What is required: Check each line of the data for "dzielą" and select those that have it.

Supplied records:

[START]

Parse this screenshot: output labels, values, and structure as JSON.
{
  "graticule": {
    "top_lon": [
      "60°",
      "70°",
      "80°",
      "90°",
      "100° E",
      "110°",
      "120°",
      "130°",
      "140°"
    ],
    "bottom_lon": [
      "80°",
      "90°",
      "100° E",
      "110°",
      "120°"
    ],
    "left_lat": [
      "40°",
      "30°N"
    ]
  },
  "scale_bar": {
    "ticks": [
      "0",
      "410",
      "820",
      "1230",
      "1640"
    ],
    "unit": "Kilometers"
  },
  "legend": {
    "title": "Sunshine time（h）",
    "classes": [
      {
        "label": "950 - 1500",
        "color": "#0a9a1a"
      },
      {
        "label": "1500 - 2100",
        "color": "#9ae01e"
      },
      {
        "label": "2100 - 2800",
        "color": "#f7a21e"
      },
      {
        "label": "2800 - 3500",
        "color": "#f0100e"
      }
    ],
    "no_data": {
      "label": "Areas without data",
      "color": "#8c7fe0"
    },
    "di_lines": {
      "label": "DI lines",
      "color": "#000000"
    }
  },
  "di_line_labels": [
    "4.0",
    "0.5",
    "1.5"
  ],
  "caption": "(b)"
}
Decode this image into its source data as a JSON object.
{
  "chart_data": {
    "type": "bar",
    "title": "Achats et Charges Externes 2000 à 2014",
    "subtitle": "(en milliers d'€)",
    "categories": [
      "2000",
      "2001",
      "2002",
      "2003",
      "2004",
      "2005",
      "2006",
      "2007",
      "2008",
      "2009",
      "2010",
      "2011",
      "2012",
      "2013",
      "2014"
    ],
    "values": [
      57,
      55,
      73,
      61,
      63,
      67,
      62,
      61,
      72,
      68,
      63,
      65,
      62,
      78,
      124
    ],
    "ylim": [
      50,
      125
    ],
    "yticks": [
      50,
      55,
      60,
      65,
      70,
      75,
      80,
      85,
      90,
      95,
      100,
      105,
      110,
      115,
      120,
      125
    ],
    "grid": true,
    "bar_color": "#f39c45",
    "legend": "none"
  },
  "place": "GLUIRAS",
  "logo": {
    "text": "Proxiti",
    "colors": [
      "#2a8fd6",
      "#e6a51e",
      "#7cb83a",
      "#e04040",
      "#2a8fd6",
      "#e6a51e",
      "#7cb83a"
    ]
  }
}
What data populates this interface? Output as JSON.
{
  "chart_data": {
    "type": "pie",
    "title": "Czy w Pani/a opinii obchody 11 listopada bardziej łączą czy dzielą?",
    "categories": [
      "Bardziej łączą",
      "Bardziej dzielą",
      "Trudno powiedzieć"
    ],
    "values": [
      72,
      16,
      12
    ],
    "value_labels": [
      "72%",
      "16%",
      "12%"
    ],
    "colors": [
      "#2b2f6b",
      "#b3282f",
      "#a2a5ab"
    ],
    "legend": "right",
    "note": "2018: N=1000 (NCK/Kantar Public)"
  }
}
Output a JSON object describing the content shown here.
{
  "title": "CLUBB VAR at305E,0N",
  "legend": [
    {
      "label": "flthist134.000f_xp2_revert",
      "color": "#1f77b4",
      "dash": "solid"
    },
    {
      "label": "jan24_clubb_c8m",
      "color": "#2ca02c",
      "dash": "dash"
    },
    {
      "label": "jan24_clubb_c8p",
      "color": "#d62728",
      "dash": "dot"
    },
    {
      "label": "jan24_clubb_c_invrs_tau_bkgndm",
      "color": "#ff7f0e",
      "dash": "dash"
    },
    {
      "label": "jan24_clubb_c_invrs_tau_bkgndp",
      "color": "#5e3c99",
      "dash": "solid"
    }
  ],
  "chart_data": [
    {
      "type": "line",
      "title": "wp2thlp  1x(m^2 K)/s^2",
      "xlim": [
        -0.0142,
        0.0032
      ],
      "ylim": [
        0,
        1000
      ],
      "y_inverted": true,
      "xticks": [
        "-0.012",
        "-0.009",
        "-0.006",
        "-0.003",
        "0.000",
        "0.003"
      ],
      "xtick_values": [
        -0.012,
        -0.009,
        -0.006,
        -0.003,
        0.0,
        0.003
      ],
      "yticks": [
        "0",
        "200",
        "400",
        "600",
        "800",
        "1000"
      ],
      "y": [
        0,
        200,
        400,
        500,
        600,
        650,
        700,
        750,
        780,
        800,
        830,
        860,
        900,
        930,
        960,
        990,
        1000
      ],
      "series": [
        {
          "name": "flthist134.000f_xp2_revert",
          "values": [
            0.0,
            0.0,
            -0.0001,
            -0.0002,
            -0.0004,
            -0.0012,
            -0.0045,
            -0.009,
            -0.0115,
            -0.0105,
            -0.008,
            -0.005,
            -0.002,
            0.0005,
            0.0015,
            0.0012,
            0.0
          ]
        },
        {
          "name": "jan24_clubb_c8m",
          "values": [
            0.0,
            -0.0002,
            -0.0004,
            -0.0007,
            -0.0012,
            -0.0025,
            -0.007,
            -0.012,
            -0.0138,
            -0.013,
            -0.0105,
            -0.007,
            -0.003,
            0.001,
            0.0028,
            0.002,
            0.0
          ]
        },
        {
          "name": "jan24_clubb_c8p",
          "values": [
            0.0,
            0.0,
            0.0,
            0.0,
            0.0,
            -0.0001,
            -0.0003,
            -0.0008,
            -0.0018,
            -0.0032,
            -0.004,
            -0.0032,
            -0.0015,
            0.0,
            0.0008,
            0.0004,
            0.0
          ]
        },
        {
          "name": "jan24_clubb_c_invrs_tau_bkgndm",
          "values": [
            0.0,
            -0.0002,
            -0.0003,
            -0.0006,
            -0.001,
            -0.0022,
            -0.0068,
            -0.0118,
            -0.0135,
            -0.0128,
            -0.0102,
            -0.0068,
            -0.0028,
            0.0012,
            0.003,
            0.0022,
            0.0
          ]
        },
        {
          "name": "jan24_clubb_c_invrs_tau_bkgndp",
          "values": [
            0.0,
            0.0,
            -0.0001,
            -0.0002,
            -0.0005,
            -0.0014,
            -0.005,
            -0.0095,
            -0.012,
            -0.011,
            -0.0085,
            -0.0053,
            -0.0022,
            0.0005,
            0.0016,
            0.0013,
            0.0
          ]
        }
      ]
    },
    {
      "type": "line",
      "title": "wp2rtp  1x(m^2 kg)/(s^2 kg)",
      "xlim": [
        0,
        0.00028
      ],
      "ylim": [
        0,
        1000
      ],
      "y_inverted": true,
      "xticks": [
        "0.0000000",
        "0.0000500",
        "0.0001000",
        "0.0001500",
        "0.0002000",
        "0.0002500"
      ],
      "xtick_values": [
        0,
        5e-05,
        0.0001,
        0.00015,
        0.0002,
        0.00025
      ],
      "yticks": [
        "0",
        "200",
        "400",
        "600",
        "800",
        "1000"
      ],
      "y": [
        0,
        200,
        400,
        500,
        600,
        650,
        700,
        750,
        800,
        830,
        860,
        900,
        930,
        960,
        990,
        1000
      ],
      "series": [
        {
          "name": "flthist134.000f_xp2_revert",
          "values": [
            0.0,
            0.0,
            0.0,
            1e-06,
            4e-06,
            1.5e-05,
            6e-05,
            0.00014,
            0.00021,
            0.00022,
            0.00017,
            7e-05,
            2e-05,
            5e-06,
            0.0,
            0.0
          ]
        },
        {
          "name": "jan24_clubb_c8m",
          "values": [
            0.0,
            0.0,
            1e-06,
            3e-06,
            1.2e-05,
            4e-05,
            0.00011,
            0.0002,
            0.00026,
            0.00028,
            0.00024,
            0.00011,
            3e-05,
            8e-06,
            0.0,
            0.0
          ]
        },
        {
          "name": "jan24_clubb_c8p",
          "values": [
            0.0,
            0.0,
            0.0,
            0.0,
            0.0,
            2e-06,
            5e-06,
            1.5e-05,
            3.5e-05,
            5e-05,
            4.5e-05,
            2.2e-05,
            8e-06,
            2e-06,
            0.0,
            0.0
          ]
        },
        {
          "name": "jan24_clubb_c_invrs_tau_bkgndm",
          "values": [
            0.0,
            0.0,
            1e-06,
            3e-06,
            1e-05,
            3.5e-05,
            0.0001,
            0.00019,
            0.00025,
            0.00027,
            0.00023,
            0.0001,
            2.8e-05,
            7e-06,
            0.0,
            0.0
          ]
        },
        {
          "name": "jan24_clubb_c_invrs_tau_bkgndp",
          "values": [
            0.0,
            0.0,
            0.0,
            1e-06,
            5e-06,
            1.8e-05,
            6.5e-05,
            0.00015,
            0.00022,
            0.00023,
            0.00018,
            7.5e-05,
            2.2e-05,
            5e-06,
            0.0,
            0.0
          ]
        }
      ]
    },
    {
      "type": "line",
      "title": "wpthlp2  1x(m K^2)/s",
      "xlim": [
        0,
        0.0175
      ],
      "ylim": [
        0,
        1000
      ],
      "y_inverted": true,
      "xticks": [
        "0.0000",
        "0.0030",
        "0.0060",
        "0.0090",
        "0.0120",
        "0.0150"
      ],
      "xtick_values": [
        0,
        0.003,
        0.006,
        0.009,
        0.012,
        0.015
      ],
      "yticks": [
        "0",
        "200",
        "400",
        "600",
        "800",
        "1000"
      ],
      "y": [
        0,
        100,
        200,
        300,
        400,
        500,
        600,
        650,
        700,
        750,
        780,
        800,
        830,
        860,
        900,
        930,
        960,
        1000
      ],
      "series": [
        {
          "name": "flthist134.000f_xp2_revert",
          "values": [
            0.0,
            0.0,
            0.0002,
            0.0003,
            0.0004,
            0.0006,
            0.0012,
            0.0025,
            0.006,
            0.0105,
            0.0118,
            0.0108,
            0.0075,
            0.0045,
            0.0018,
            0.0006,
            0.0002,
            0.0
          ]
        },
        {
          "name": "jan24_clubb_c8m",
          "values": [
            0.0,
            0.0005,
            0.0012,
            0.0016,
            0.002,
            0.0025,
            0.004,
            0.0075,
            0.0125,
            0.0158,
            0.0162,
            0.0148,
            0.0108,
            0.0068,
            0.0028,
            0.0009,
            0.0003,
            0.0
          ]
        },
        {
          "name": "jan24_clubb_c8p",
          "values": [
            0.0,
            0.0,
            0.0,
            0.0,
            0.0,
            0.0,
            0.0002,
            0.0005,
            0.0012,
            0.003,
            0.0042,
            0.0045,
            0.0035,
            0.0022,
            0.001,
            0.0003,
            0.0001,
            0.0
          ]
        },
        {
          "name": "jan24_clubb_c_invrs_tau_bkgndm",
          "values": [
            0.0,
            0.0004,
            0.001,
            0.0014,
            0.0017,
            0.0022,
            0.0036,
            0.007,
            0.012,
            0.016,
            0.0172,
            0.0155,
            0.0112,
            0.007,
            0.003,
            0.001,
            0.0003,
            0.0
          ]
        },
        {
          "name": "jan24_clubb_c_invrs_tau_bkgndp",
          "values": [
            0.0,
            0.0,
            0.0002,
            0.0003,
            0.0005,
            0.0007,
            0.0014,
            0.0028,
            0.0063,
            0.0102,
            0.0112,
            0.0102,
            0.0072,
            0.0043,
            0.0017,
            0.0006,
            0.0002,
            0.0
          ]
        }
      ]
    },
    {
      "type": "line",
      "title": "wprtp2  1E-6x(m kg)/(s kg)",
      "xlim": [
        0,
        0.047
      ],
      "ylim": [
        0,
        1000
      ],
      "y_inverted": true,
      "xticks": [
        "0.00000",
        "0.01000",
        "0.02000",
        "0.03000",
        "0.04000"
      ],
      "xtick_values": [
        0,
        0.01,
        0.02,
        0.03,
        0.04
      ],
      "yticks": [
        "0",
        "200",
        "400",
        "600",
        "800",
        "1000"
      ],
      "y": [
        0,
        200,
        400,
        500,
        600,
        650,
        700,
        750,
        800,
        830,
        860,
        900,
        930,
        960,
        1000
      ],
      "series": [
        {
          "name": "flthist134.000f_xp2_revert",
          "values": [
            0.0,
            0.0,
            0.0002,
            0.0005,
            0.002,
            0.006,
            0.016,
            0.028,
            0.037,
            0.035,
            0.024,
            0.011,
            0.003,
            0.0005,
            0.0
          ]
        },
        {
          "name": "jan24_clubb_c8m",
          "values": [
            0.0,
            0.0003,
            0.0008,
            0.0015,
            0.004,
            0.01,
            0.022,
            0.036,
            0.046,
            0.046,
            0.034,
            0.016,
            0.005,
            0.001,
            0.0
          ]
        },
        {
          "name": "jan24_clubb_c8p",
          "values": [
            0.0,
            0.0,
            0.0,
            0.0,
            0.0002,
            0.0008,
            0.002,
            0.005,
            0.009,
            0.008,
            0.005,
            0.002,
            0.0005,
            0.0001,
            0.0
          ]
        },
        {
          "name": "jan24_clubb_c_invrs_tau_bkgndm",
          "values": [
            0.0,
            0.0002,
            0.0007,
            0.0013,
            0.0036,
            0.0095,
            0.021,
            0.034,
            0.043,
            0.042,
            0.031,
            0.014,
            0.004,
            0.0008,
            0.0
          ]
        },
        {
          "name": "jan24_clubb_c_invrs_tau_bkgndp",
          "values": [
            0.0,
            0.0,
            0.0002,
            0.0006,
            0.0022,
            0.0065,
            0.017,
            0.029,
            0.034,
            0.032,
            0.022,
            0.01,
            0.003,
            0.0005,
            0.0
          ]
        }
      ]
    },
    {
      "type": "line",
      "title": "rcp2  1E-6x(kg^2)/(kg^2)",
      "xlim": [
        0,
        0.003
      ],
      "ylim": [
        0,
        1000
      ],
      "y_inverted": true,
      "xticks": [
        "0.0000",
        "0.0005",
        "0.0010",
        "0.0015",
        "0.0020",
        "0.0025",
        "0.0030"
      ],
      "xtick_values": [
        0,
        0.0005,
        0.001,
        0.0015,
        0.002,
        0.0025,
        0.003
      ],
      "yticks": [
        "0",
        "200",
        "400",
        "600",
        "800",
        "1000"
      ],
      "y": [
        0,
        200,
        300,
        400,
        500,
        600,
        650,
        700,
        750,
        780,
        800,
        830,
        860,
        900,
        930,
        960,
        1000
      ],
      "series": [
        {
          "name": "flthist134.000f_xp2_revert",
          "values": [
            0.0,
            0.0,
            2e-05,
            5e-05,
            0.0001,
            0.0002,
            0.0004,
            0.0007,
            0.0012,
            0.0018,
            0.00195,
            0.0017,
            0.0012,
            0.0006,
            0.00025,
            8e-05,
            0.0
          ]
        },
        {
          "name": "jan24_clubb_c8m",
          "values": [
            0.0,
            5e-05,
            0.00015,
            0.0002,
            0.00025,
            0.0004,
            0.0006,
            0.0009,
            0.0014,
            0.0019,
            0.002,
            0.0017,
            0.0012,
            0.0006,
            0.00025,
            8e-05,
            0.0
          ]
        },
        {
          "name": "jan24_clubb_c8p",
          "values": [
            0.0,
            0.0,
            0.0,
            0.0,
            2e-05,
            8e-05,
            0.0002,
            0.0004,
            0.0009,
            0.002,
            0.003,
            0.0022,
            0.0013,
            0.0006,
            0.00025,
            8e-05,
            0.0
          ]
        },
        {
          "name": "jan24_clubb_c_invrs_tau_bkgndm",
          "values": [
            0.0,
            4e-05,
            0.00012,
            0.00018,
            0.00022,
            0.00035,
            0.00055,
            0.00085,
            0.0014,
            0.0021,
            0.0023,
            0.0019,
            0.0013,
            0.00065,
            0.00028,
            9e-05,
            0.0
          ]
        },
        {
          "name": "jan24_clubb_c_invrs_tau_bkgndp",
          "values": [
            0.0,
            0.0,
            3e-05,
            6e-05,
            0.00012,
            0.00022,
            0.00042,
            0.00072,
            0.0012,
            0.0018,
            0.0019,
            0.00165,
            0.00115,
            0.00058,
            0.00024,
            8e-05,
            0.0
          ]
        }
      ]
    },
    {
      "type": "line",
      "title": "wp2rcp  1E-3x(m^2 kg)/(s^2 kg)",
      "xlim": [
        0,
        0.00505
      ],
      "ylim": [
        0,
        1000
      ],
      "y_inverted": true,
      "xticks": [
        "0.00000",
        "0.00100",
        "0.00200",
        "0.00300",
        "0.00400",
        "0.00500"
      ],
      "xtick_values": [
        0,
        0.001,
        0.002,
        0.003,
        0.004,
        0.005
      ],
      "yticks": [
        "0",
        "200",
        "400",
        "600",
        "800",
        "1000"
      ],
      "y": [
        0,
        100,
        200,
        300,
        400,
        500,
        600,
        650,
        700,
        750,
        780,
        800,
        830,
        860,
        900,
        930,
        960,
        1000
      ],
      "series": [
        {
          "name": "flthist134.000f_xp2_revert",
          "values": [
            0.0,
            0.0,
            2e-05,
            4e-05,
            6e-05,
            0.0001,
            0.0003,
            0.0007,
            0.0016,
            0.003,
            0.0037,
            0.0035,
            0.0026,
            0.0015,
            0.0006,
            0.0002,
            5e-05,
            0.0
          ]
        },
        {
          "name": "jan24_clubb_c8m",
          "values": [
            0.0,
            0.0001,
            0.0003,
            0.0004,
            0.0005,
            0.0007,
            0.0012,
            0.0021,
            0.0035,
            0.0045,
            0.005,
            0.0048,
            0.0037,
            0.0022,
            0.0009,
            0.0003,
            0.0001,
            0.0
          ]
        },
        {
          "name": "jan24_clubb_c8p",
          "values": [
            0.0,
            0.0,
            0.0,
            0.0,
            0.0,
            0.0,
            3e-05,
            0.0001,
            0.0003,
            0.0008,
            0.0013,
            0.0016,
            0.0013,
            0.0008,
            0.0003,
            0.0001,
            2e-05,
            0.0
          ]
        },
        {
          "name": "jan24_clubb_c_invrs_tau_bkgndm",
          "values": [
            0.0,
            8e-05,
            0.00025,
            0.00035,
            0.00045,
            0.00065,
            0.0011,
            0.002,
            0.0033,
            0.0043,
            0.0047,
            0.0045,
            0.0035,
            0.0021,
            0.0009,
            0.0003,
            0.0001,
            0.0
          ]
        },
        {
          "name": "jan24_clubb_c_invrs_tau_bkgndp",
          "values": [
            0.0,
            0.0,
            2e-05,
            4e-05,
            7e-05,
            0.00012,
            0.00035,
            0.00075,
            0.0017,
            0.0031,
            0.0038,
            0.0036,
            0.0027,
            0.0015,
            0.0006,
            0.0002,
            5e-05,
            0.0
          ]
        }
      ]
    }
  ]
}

[END]

Result of this exercise:
    "title": "Czy w Pani/a opinii obchody 11 listopada bardziej łączą czy dzielą?",
      "Bardziej dzielą",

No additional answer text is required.